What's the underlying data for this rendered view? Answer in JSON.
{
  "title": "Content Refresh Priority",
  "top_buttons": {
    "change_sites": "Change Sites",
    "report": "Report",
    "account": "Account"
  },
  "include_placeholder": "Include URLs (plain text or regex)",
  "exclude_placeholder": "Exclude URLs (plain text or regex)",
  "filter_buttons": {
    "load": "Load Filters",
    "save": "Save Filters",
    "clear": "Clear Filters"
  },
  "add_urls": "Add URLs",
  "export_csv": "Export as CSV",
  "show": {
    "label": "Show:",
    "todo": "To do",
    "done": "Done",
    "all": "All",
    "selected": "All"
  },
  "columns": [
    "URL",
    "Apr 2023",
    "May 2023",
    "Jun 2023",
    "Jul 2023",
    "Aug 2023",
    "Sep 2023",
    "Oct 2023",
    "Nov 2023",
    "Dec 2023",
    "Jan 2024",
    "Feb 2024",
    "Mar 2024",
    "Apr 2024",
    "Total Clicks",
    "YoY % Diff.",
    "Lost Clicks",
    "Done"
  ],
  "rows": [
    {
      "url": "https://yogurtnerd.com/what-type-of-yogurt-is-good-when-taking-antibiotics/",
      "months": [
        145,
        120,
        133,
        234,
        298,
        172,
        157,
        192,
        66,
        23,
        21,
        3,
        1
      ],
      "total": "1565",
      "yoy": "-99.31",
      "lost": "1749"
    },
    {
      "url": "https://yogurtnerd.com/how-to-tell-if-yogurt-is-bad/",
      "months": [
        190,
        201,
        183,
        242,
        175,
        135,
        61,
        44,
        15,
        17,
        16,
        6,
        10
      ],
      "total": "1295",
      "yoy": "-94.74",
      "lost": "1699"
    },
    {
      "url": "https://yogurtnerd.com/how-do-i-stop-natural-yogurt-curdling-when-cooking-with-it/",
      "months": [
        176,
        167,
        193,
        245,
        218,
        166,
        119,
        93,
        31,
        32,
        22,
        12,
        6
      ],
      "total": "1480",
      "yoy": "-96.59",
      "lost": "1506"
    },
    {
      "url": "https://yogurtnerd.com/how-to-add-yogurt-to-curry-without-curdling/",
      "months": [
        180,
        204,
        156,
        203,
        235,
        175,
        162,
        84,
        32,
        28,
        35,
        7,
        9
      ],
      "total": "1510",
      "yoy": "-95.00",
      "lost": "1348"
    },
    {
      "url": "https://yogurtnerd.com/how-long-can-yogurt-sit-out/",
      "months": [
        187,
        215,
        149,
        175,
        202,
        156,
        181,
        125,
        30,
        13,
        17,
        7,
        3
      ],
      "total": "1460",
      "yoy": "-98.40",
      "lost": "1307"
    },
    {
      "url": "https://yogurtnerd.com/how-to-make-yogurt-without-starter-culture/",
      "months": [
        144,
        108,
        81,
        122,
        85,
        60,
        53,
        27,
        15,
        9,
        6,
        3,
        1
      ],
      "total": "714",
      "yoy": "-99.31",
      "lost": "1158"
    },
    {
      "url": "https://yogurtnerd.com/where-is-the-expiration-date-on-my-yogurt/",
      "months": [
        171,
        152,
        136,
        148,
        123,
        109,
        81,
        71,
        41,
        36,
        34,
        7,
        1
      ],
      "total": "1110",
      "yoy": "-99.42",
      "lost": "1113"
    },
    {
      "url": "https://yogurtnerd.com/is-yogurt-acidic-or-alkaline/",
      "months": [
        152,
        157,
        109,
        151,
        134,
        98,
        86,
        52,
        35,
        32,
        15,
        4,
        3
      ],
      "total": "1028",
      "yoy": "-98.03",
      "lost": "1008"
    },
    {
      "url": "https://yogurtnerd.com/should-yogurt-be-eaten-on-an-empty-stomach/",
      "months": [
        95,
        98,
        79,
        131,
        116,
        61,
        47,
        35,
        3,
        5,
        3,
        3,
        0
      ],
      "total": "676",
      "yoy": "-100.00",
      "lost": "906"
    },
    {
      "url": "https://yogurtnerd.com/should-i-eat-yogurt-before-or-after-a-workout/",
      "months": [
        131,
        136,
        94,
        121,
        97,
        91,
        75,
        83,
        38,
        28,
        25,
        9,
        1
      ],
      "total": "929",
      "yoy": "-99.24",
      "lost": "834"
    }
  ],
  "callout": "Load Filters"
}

Work to complete:
Repeat the material above in full, quoting it exactly.

Solution for this task:
What's the underlying data for this rendered view? Answer in JSON.
{
  "title": "Content Refresh Priority",
  "top_buttons": {
    "change_sites": "Change Sites",
    "report": "Report",
    "account": "Account"
  },
  "include_placeholder": "Include URLs (plain text or regex)",
  "exclude_placeholder": "Exclude URLs (plain text or regex)",
  "filter_buttons": {
    "load": "Load Filters",
    "save": "Save Filters",
    "clear": "Clear Filters"
  },
  "add_urls": "Add URLs",
  "export_csv": "Export as CSV",
  "show": {
    "label": "Show:",
    "todo": "To do",
    "done": "Done",
    "all": "All",
    "selected": "All"
  },
  "columns": [
    "URL",
    "Apr 2023",
    "May 2023",
    "Jun 2023",
    "Jul 2023",
    "Aug 2023",
    "Sep 2023",
    "Oct 2023",
    "Nov 2023",
    "Dec 2023",
    "Jan 2024",
    "Feb 2024",
    "Mar 2024",
    "Apr 2024",
    "Total Clicks",
    "YoY % Diff.",
    "Lost Clicks",
    "Done"
  ],
  "rows": [
    {
      "url": "https://yogurtnerd.com/what-type-of-yogurt-is-good-when-taking-antibiotics/",
      "months": [
        145,
        120,
        133,
        234,
        298,
        172,
        157,
        192,
        66,
        23,
        21,
        3,
        1
      ],
      "total": "1565",
      "yoy": "-99.31",
      "lost": "1749"
    },
    {
      "url": "https://yogurtnerd.com/how-to-tell-if-yogurt-is-bad/",
      "months": [
        190,
        201,
        183,
        242,
        175,
        135,
        61,
        44,
        15,
        17,
        16,
        6,
        10
      ],
      "total": "1295",
      "yoy": "-94.74",
      "lost": "1699"
    },
    {
      "url": "https://yogurtnerd.com/how-do-i-stop-natural-yogurt-curdling-when-cooking-with-it/",
      "months": [
        176,
        167,
        193,
        245,
        218,
        166,
        119,
        93,
        31,
        32,
        22,
        12,
        6
      ],
      "total": "1480",
      "yoy": "-96.59",
      "lost": "1506"
    },
    {
      "url": "https://yogurtnerd.com/how-to-add-yogurt-to-curry-without-curdling/",
      "months": [
        180,
        204,
        156,
        203,
        235,
        175,
        162,
        84,
        32,
        28,
        35,
        7,
        9
      ],
      "total": "1510",
      "yoy": "-95.00",
      "lost": "1348"
    },
    {
      "url": "https://yogurtnerd.com/how-long-can-yogurt-sit-out/",
      "months": [
        187,
        215,
        149,
        175,
        202,
        156,
        181,
        125,
        30,
        13,
        17,
        7,
        3
      ],
      "total": "1460",
      "yoy": "-98.40",
      "lost": "1307"
    },
    {
      "url": "https://yogurtnerd.com/how-to-make-yogurt-without-starter-culture/",
      "months": [
        144,
        108,
        81,
        122,
        85,
        60,
        53,
        27,
        15,
        9,
        6,
        3,
        1
      ],
      "total": "714",
      "yoy": "-99.31",
      "lost": "1158"
    },
    {
      "url": "https://yogurtnerd.com/where-is-the-expiration-date-on-my-yogurt/",
      "months": [
        171,
        152,
        136,
        148,
        123,
        109,
        81,
        71,
        41,
        36,
        34,
        7,
        1
      ],
      "total": "1110",
      "yoy": "-99.42",
      "lost": "1113"
    },
    {
      "url": "https://yogurtnerd.com/is-yogurt-acidic-or-alkaline/",
      "months": [
        152,
        157,
        109,
        151,
        134,
        98,
        86,
        52,
        35,
        32,
        15,
        4,
        3
      ],
      "total": "1028",
      "yoy": "-98.03",
      "lost": "1008"
    },
    {
      "url": "https://yogurtnerd.com/should-yogurt-be-eaten-on-an-empty-stomach/",
      "months": [
        95,
        98,
        79,
        131,
        116,
        61,
        47,
        35,
        3,
        5,
        3,
        3,
        0
      ],
      "total": "676",
      "yoy": "-100.00",
      "lost": "906"
    },
    {
      "url": "https://yogurtnerd.com/should-i-eat-yogurt-before-or-after-a-workout/",
      "months": [
        131,
        136,
        94,
        121,
        97,
        91,
        75,
        83,
        38,
        28,
        25,
        9,
        1
      ],
      "total": "929",
      "yoy": "-99.24",
      "lost": "834"
    }
  ],
  "callout": "Load Filters"
}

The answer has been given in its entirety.